§ **Request**:
The records that follow are to be transcribed in full, without their images.

§ **Stored data**:
------------------------

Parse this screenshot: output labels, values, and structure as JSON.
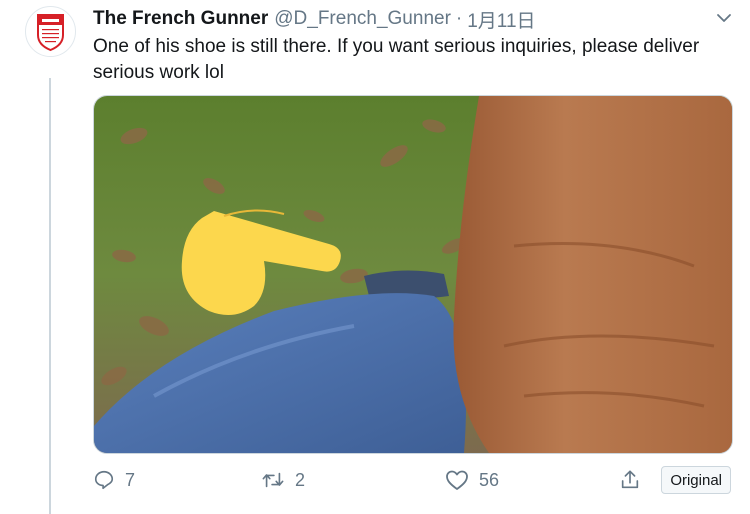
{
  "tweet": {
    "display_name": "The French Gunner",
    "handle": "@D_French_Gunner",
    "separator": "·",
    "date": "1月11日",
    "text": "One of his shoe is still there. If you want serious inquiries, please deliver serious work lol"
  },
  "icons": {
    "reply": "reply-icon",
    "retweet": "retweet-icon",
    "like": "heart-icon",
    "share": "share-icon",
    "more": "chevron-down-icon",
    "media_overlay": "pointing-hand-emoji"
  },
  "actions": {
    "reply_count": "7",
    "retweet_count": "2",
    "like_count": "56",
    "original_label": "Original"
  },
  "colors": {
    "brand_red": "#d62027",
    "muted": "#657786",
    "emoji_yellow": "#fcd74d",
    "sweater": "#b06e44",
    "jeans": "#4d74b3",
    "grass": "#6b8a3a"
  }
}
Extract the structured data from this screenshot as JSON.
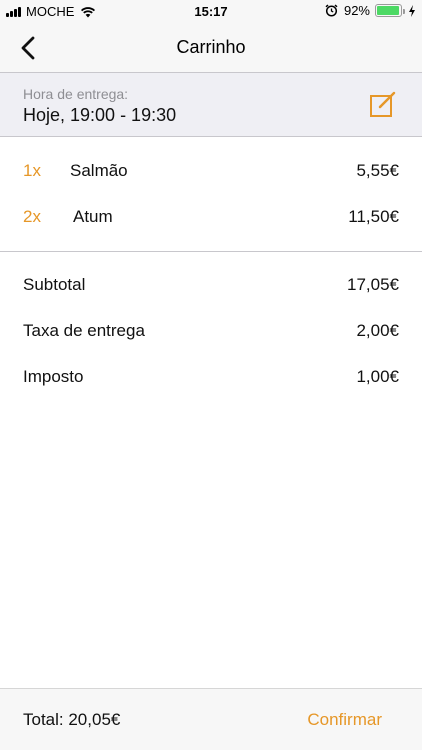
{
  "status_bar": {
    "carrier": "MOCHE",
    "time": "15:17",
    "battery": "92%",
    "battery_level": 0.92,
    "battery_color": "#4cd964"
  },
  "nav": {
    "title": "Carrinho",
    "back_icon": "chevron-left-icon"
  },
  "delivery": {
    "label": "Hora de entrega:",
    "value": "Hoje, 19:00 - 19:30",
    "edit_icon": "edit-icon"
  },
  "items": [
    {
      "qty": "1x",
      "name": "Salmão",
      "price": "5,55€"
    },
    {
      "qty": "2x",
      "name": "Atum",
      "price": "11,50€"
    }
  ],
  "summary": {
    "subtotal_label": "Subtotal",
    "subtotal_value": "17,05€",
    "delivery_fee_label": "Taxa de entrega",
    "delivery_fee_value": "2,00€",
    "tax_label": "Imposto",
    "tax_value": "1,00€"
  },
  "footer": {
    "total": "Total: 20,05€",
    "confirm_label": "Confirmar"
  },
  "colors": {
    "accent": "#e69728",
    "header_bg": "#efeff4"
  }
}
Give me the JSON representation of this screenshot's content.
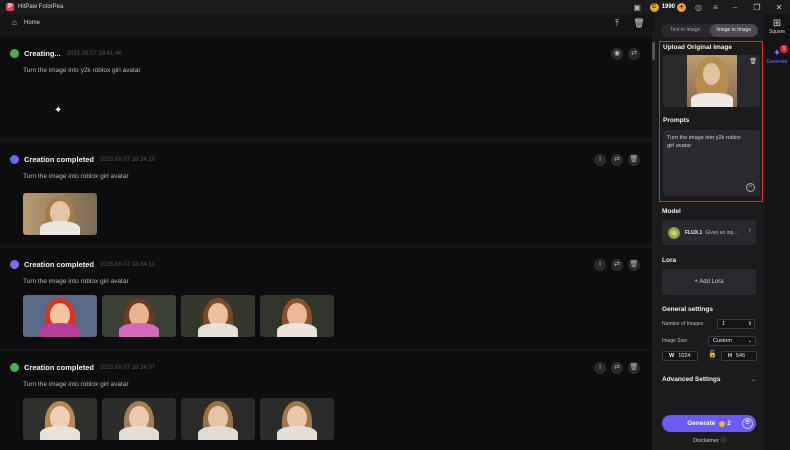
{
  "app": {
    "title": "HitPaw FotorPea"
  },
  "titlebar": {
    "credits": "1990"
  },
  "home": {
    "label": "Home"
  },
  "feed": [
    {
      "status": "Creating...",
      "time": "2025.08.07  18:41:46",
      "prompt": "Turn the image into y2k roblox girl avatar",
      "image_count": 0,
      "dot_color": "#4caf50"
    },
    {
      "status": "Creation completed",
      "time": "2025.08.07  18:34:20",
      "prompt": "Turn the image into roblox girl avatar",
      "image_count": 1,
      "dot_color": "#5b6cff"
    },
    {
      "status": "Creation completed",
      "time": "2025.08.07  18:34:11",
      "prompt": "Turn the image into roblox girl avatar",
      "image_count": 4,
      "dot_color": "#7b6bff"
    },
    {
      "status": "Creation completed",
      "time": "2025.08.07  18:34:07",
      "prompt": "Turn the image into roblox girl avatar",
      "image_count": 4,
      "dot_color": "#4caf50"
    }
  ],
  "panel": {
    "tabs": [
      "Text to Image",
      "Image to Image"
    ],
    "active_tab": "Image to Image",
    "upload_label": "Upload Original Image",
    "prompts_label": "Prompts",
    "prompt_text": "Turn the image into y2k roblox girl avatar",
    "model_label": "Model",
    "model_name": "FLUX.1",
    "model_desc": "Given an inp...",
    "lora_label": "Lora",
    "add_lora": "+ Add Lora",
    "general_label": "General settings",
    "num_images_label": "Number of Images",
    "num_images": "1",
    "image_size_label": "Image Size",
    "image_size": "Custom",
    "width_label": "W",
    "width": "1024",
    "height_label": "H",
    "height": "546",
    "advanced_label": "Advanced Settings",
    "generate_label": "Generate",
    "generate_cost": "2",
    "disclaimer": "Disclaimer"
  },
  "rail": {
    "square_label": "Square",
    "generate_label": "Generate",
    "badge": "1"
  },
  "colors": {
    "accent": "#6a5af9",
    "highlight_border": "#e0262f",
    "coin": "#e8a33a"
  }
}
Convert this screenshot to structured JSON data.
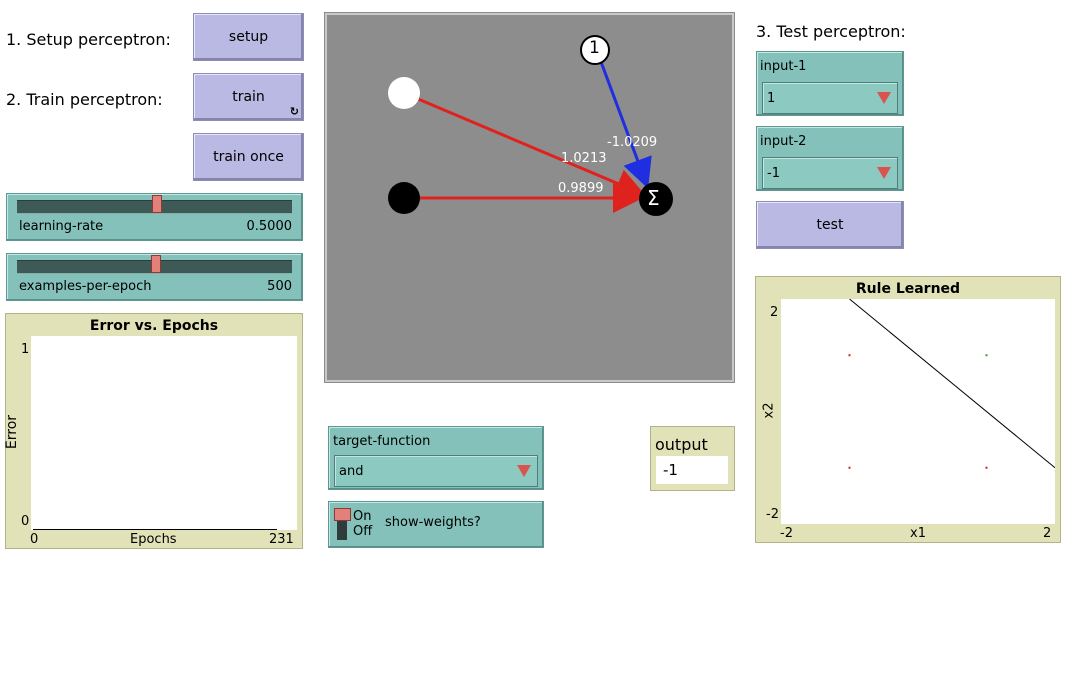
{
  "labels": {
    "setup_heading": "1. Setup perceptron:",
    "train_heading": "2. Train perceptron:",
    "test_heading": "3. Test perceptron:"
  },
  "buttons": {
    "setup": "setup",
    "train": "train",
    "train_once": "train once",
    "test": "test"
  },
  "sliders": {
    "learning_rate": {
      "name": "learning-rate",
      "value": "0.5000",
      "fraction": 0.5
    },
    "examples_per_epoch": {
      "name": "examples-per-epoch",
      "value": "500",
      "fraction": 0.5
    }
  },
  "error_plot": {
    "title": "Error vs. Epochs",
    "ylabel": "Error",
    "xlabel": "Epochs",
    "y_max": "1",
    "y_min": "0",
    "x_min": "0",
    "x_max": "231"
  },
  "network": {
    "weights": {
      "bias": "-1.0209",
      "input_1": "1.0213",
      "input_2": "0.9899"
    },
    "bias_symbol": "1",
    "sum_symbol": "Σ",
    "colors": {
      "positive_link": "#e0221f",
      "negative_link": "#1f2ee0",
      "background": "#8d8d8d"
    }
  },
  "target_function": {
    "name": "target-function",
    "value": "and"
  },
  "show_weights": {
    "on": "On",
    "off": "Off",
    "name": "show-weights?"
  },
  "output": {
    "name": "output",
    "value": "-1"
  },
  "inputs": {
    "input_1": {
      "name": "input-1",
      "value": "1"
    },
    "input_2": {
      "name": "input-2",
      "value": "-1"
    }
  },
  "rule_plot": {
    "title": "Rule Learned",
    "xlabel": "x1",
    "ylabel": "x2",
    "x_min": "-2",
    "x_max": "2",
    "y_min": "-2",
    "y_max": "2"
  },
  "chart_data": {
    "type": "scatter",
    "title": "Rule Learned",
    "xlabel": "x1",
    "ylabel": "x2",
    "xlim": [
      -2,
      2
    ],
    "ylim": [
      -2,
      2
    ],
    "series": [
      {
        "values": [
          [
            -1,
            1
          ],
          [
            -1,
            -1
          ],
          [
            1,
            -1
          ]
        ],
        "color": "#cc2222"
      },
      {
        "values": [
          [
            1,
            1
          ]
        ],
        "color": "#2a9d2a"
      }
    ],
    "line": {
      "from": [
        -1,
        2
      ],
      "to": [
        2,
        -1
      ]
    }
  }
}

------------------------

§ **The completed task**:
Parse this screenshot: output labels, values, and structure as JSON.
{
  "tweet": {
    "display_name": "The French Gunner",
    "handle": "@D_French_Gunner",
    "separator": "·",
    "date": "1月11日",
    "text": "One of his shoe is still there. If you want serious inquiries, please deliver serious work lol"
  },
  "icons": {
    "reply": "reply-icon",
    "retweet": "retweet-icon",
    "like": "heart-icon",
    "share": "share-icon",
    "more": "chevron-down-icon",
    "media_overlay": "pointing-hand-emoji"
  },
  "actions": {
    "reply_count": "7",
    "retweet_count": "2",
    "like_count": "56",
    "original_label": "Original"
  },
  "colors": {
    "brand_red": "#d62027",
    "muted": "#657786",
    "emoji_yellow": "#fcd74d",
    "sweater": "#b06e44",
    "jeans": "#4d74b3",
    "grass": "#6b8a3a"
  }
}
Extract the structured data from this screenshot as JSON.
{
  "status_bar": {
    "carrier": "MOCHE",
    "time": "15:17",
    "battery": "92%",
    "battery_level": 0.92,
    "battery_color": "#4cd964"
  },
  "nav": {
    "title": "Carrinho",
    "back_icon": "chevron-left-icon"
  },
  "delivery": {
    "label": "Hora de entrega:",
    "value": "Hoje, 19:00 - 19:30",
    "edit_icon": "edit-icon"
  },
  "items": [
    {
      "qty": "1x",
      "name": "Salmão",
      "price": "5,55€"
    },
    {
      "qty": "2x",
      "name": "Atum",
      "price": "11,50€"
    }
  ],
  "summary": {
    "subtotal_label": "Subtotal",
    "subtotal_value": "17,05€",
    "delivery_fee_label": "Taxa de entrega",
    "delivery_fee_value": "2,00€",
    "tax_label": "Imposto",
    "tax_value": "1,00€"
  },
  "footer": {
    "total": "Total: 20,05€",
    "confirm_label": "Confirmar"
  },
  "colors": {
    "accent": "#e69728",
    "header_bg": "#efeff4"
  }
}
Give me the JSON representation of this screenshot's content.
{
  "app": {
    "title": "HitPaw FotorPea"
  },
  "titlebar": {
    "credits": "1990"
  },
  "home": {
    "label": "Home"
  },
  "feed": [
    {
      "status": "Creating...",
      "time": "2025.08.07  18:41:46",
      "prompt": "Turn the image into y2k roblox girl avatar",
      "image_count": 0,
      "dot_color": "#4caf50"
    },
    {
      "status": "Creation completed",
      "time": "2025.08.07  18:34:20",
      "prompt": "Turn the image into roblox girl avatar",
      "image_count": 1,
      "dot_color": "#5b6cff"
    },
    {
      "status": "Creation completed",
      "time": "2025.08.07  18:34:11",
      "prompt": "Turn the image into roblox girl avatar",
      "image_count": 4,
      "dot_color": "#7b6bff"
    },
    {
      "status": "Creation completed",
      "time": "2025.08.07  18:34:07",
      "prompt": "Turn the image into roblox girl avatar",
      "image_count": 4,
      "dot_color": "#4caf50"
    }
  ],
  "panel": {
    "tabs": [
      "Text to Image",
      "Image to Image"
    ],
    "active_tab": "Image to Image",
    "upload_label": "Upload Original Image",
    "prompts_label": "Prompts",
    "prompt_text": "Turn the image into y2k roblox girl avatar",
    "model_label": "Model",
    "model_name": "FLUX.1",
    "model_desc": "Given an inp...",
    "lora_label": "Lora",
    "add_lora": "+ Add Lora",
    "general_label": "General settings",
    "num_images_label": "Number of Images",
    "num_images": "1",
    "image_size_label": "Image Size",
    "image_size": "Custom",
    "width_label": "W",
    "width": "1024",
    "height_label": "H",
    "height": "546",
    "advanced_label": "Advanced Settings",
    "generate_label": "Generate",
    "generate_cost": "2",
    "disclaimer": "Disclaimer"
  },
  "rail": {
    "square_label": "Square",
    "generate_label": "Generate",
    "badge": "1"
  },
  "colors": {
    "accent": "#6a5af9",
    "highlight_border": "#e0262f",
    "coin": "#e8a33a"
  }
}
Convert this screenshot to structured JSON data.
{
  "labels": {
    "setup_heading": "1. Setup perceptron:",
    "train_heading": "2. Train perceptron:",
    "test_heading": "3. Test perceptron:"
  },
  "buttons": {
    "setup": "setup",
    "train": "train",
    "train_once": "train once",
    "test": "test"
  },
  "sliders": {
    "learning_rate": {
      "name": "learning-rate",
      "value": "0.5000",
      "fraction": 0.5
    },
    "examples_per_epoch": {
      "name": "examples-per-epoch",
      "value": "500",
      "fraction": 0.5
    }
  },
  "error_plot": {
    "title": "Error vs. Epochs",
    "ylabel": "Error",
    "xlabel": "Epochs",
    "y_max": "1",
    "y_min": "0",
    "x_min": "0",
    "x_max": "231"
  },
  "network": {
    "weights": {
      "bias": "-1.0209",
      "input_1": "1.0213",
      "input_2": "0.9899"
    },
    "bias_symbol": "1",
    "sum_symbol": "Σ",
    "colors": {
      "positive_link": "#e0221f",
      "negative_link": "#1f2ee0",
      "background": "#8d8d8d"
    }
  },
  "target_function": {
    "name": "target-function",
    "value": "and"
  },
  "show_weights": {
    "on": "On",
    "off": "Off",
    "name": "show-weights?"
  },
  "output": {
    "name": "output",
    "value": "-1"
  },
  "inputs": {
    "input_1": {
      "name": "input-1",
      "value": "1"
    },
    "input_2": {
      "name": "input-2",
      "value": "-1"
    }
  },
  "rule_plot": {
    "title": "Rule Learned",
    "xlabel": "x1",
    "ylabel": "x2",
    "x_min": "-2",
    "x_max": "2",
    "y_min": "-2",
    "y_max": "2"
  },
  "chart_data": {
    "type": "scatter",
    "title": "Rule Learned",
    "xlabel": "x1",
    "ylabel": "x2",
    "xlim": [
      -2,
      2
    ],
    "ylim": [
      -2,
      2
    ],
    "series": [
      {
        "values": [
          [
            -1,
            1
          ],
          [
            -1,
            -1
          ],
          [
            1,
            -1
          ]
        ],
        "color": "#cc2222"
      },
      {
        "values": [
          [
            1,
            1
          ]
        ],
        "color": "#2a9d2a"
      }
    ],
    "line": {
      "from": [
        -1,
        2
      ],
      "to": [
        2,
        -1
      ]
    }
  }
}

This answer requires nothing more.